## Work to do
Extract and list every line that contains the word "Engineering".

## Input for this task

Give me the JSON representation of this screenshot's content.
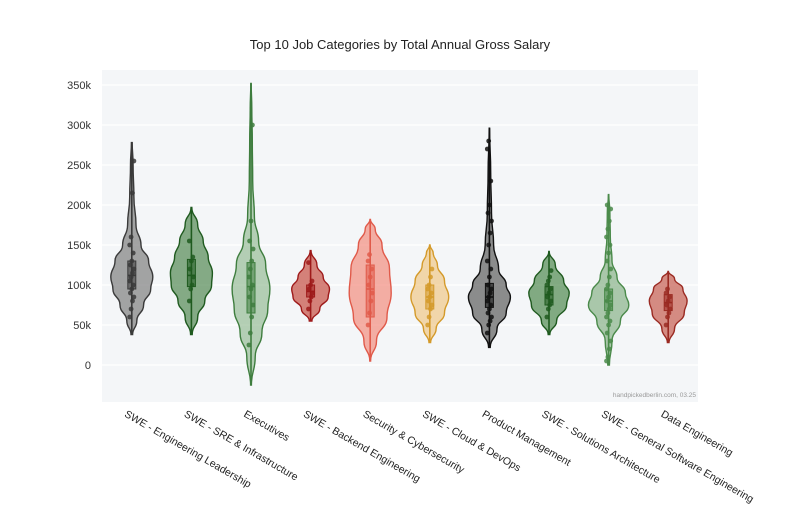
{
  "chart_data": {
    "type": "violin",
    "title": "Top 10 Job Categories by Total Annual Gross Salary",
    "xlabel": "",
    "ylabel": "",
    "ylim": [
      -45000,
      370000
    ],
    "yticks": [
      0,
      50000,
      100000,
      150000,
      200000,
      250000,
      300000,
      350000
    ],
    "ytick_labels": [
      "0",
      "50k",
      "100k",
      "150k",
      "200k",
      "250k",
      "300k",
      "350k"
    ],
    "grid": true,
    "legend": "none",
    "credit": "handpickedberlin.com, 03.25",
    "categories": [
      {
        "name": "SWE - Engineering Leadership",
        "color": "#3a3a3a",
        "fill": "#6f6f6f",
        "range": [
          38000,
          278000
        ],
        "q1": 95000,
        "median": 112000,
        "q3": 130000,
        "profile": [
          [
            38000,
            0.02
          ],
          [
            55000,
            0.12
          ],
          [
            75000,
            0.28
          ],
          [
            95000,
            0.45
          ],
          [
            110000,
            0.5
          ],
          [
            130000,
            0.4
          ],
          [
            150000,
            0.22
          ],
          [
            175000,
            0.1
          ],
          [
            210000,
            0.05
          ],
          [
            250000,
            0.03
          ],
          [
            278000,
            0.01
          ]
        ],
        "points": [
          60000,
          70000,
          80000,
          85000,
          90000,
          95000,
          100000,
          105000,
          110000,
          115000,
          120000,
          125000,
          130000,
          140000,
          150000,
          160000,
          215000,
          255000
        ]
      },
      {
        "name": "SWE - SRE & Infrastructure",
        "color": "#1f5a1f",
        "fill": "#3f7a3f",
        "range": [
          38000,
          197000
        ],
        "q1": 98000,
        "median": 112000,
        "q3": 132000,
        "profile": [
          [
            38000,
            0.02
          ],
          [
            60000,
            0.15
          ],
          [
            80000,
            0.32
          ],
          [
            100000,
            0.48
          ],
          [
            115000,
            0.5
          ],
          [
            135000,
            0.4
          ],
          [
            155000,
            0.28
          ],
          [
            175000,
            0.15
          ],
          [
            197000,
            0.01
          ]
        ],
        "points": [
          80000,
          95000,
          100000,
          110000,
          120000,
          130000,
          135000,
          155000
        ]
      },
      {
        "name": "Executives",
        "color": "#3e7d3e",
        "fill": "#8ab48a",
        "range": [
          -25000,
          352000
        ],
        "q1": 65000,
        "median": 98000,
        "q3": 128000,
        "profile": [
          [
            -25000,
            0.01
          ],
          [
            10000,
            0.1
          ],
          [
            40000,
            0.26
          ],
          [
            70000,
            0.4
          ],
          [
            95000,
            0.45
          ],
          [
            125000,
            0.35
          ],
          [
            155000,
            0.18
          ],
          [
            185000,
            0.08
          ],
          [
            230000,
            0.04
          ],
          [
            280000,
            0.03
          ],
          [
            320000,
            0.02
          ],
          [
            352000,
            0.005
          ]
        ],
        "points": [
          25000,
          40000,
          60000,
          75000,
          85000,
          95000,
          100000,
          110000,
          120000,
          130000,
          145000,
          155000,
          180000,
          300000
        ]
      },
      {
        "name": "SWE - Backend Engineering",
        "color": "#9e1a1a",
        "fill": "#c0392b",
        "range": [
          55000,
          143000
        ],
        "q1": 85000,
        "median": 92000,
        "q3": 100000,
        "profile": [
          [
            55000,
            0.03
          ],
          [
            70000,
            0.22
          ],
          [
            85000,
            0.42
          ],
          [
            95000,
            0.45
          ],
          [
            110000,
            0.3
          ],
          [
            125000,
            0.15
          ],
          [
            143000,
            0.01
          ]
        ],
        "points": [
          70000,
          80000,
          85000,
          90000,
          95000,
          100000,
          105000,
          128000
        ]
      },
      {
        "name": "Security & Cybersecurity",
        "color": "#e05a4a",
        "fill": "#f28070",
        "range": [
          5000,
          182000
        ],
        "q1": 60000,
        "median": 95000,
        "q3": 125000,
        "profile": [
          [
            5000,
            0.01
          ],
          [
            30000,
            0.15
          ],
          [
            60000,
            0.4
          ],
          [
            90000,
            0.5
          ],
          [
            120000,
            0.46
          ],
          [
            150000,
            0.28
          ],
          [
            170000,
            0.12
          ],
          [
            182000,
            0.005
          ]
        ],
        "points": [
          50000,
          65000,
          80000,
          90000,
          100000,
          110000,
          120000,
          130000,
          138000
        ]
      },
      {
        "name": "SWE - Cloud & DevOps",
        "color": "#d49a2a",
        "fill": "#efc27a",
        "range": [
          28000,
          150000
        ],
        "q1": 70000,
        "median": 85000,
        "q3": 100000,
        "profile": [
          [
            28000,
            0.02
          ],
          [
            45000,
            0.15
          ],
          [
            65000,
            0.35
          ],
          [
            85000,
            0.45
          ],
          [
            105000,
            0.35
          ],
          [
            125000,
            0.18
          ],
          [
            140000,
            0.08
          ],
          [
            150000,
            0.005
          ]
        ],
        "points": [
          50000,
          60000,
          70000,
          75000,
          80000,
          85000,
          90000,
          95000,
          100000,
          110000,
          120000
        ]
      },
      {
        "name": "Product Management",
        "color": "#111111",
        "fill": "#4a4a4a",
        "range": [
          22000,
          296000
        ],
        "q1": 72000,
        "median": 85000,
        "q3": 102000,
        "profile": [
          [
            22000,
            0.02
          ],
          [
            45000,
            0.18
          ],
          [
            65000,
            0.4
          ],
          [
            85000,
            0.5
          ],
          [
            100000,
            0.4
          ],
          [
            120000,
            0.22
          ],
          [
            150000,
            0.1
          ],
          [
            190000,
            0.05
          ],
          [
            240000,
            0.03
          ],
          [
            296000,
            0.005
          ]
        ],
        "points": [
          40000,
          50000,
          55000,
          60000,
          65000,
          70000,
          75000,
          80000,
          85000,
          90000,
          95000,
          100000,
          110000,
          120000,
          130000,
          150000,
          165000,
          180000,
          190000,
          200000,
          230000,
          270000,
          280000
        ]
      },
      {
        "name": "SWE - Solutions Architecture",
        "color": "#1f5a1f",
        "fill": "#3a7a3a",
        "range": [
          38000,
          142000
        ],
        "q1": 75000,
        "median": 88000,
        "q3": 98000,
        "profile": [
          [
            38000,
            0.02
          ],
          [
            55000,
            0.18
          ],
          [
            75000,
            0.42
          ],
          [
            90000,
            0.48
          ],
          [
            105000,
            0.35
          ],
          [
            125000,
            0.15
          ],
          [
            142000,
            0.005
          ]
        ],
        "points": [
          60000,
          70000,
          75000,
          80000,
          85000,
          90000,
          95000,
          100000,
          105000,
          110000,
          118000
        ]
      },
      {
        "name": "SWE - General Software Engineering",
        "color": "#4a8a4a",
        "fill": "#7aaa7a",
        "range": [
          0,
          213000
        ],
        "q1": 68000,
        "median": 80000,
        "q3": 95000,
        "profile": [
          [
            0,
            0.02
          ],
          [
            30000,
            0.08
          ],
          [
            55000,
            0.28
          ],
          [
            75000,
            0.48
          ],
          [
            90000,
            0.4
          ],
          [
            110000,
            0.2
          ],
          [
            130000,
            0.08
          ],
          [
            160000,
            0.04
          ],
          [
            190000,
            0.03
          ],
          [
            213000,
            0.005
          ]
        ],
        "points": [
          5000,
          10000,
          20000,
          30000,
          40000,
          50000,
          55000,
          60000,
          65000,
          70000,
          75000,
          80000,
          85000,
          90000,
          95000,
          100000,
          110000,
          120000,
          130000,
          140000,
          150000,
          160000,
          170000,
          180000,
          195000,
          200000
        ]
      },
      {
        "name": "Data Engineering",
        "color": "#9a2a22",
        "fill": "#c0483a",
        "range": [
          28000,
          117000
        ],
        "q1": 68000,
        "median": 78000,
        "q3": 88000,
        "profile": [
          [
            28000,
            0.02
          ],
          [
            45000,
            0.15
          ],
          [
            65000,
            0.38
          ],
          [
            80000,
            0.45
          ],
          [
            95000,
            0.35
          ],
          [
            108000,
            0.15
          ],
          [
            117000,
            0.005
          ]
        ],
        "points": [
          50000,
          60000,
          65000,
          70000,
          75000,
          80000,
          85000,
          90000,
          95000
        ]
      }
    ]
  }
}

## Task solution
        "name": "SWE - Engineering Leadership",
        "name": "SWE - Backend Engineering",
        "name": "SWE - General Software Engineering",
        "name": "Data Engineering",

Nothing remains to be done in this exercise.